### Material supplied
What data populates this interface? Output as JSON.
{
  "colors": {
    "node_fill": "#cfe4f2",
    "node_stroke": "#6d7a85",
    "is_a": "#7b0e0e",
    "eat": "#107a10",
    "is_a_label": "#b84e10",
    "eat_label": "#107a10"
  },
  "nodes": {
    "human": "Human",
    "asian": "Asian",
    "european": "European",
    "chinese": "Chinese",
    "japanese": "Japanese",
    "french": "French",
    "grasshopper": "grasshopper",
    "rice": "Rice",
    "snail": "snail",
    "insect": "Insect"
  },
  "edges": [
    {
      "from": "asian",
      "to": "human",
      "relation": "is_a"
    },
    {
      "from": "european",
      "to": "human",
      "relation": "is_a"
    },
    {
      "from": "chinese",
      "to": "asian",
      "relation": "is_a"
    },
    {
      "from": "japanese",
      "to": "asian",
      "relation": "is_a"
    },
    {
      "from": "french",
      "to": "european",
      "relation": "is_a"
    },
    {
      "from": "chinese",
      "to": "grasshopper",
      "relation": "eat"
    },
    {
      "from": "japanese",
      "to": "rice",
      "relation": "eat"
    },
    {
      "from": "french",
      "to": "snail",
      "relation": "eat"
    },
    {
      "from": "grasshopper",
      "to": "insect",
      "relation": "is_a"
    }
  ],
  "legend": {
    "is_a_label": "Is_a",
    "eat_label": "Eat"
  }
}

### Requirement
Lines that include the word "european" are to be extracted from the data above.

### Solution
    "european": "European",
      "from": "european",
      "to": "european",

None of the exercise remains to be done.